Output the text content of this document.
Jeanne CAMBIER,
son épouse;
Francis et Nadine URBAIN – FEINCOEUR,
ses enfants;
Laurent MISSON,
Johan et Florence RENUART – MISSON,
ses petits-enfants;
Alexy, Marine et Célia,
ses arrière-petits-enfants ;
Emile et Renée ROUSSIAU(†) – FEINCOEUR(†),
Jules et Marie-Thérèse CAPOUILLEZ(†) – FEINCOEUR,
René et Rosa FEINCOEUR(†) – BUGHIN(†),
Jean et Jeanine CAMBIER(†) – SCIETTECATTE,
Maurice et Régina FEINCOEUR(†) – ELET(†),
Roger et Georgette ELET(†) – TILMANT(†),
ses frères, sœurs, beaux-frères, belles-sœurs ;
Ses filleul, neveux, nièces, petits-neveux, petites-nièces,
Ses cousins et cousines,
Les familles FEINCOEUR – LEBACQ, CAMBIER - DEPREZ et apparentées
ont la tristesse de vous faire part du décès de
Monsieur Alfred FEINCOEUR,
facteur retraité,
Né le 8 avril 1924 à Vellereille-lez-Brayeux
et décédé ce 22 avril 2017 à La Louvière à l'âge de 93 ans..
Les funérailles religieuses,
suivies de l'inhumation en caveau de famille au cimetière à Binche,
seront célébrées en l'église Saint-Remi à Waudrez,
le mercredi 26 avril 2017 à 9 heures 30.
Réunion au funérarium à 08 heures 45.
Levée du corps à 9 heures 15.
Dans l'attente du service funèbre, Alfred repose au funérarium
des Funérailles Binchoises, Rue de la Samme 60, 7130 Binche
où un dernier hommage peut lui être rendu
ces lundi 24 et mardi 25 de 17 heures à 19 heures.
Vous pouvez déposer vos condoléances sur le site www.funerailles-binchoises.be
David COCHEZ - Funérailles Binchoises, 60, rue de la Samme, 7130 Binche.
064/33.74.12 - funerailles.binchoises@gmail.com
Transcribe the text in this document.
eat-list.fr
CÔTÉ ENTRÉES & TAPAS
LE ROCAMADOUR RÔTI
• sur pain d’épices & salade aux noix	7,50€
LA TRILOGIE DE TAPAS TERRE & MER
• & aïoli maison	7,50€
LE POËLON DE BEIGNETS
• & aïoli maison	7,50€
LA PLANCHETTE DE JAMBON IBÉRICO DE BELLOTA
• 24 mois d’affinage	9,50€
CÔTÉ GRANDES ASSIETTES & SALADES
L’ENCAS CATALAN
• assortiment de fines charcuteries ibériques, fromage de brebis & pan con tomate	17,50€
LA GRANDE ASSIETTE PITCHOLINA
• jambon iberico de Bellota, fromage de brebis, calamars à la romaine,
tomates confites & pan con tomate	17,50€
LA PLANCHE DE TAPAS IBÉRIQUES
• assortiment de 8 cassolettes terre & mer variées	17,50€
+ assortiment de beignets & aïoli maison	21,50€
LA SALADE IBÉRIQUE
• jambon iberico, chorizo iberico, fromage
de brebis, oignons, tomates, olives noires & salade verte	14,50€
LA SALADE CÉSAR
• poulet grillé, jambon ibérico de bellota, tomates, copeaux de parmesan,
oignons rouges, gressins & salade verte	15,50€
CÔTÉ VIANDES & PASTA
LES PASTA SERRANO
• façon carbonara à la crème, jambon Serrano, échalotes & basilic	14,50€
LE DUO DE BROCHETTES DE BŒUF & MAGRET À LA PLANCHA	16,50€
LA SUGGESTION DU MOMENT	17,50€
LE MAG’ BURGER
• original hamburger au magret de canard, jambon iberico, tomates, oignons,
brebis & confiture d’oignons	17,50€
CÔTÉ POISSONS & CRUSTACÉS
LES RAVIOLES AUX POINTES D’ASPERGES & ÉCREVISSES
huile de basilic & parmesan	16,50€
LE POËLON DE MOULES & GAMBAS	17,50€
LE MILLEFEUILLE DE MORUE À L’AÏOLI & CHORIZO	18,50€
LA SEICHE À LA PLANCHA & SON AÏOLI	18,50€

▸ **THE TASK**:
Go through the listing above and return every line where the word "this" occurs.

▸ **EXERCISE ANSWER**:
Output the text content of this document.
Transcribe the text in this document.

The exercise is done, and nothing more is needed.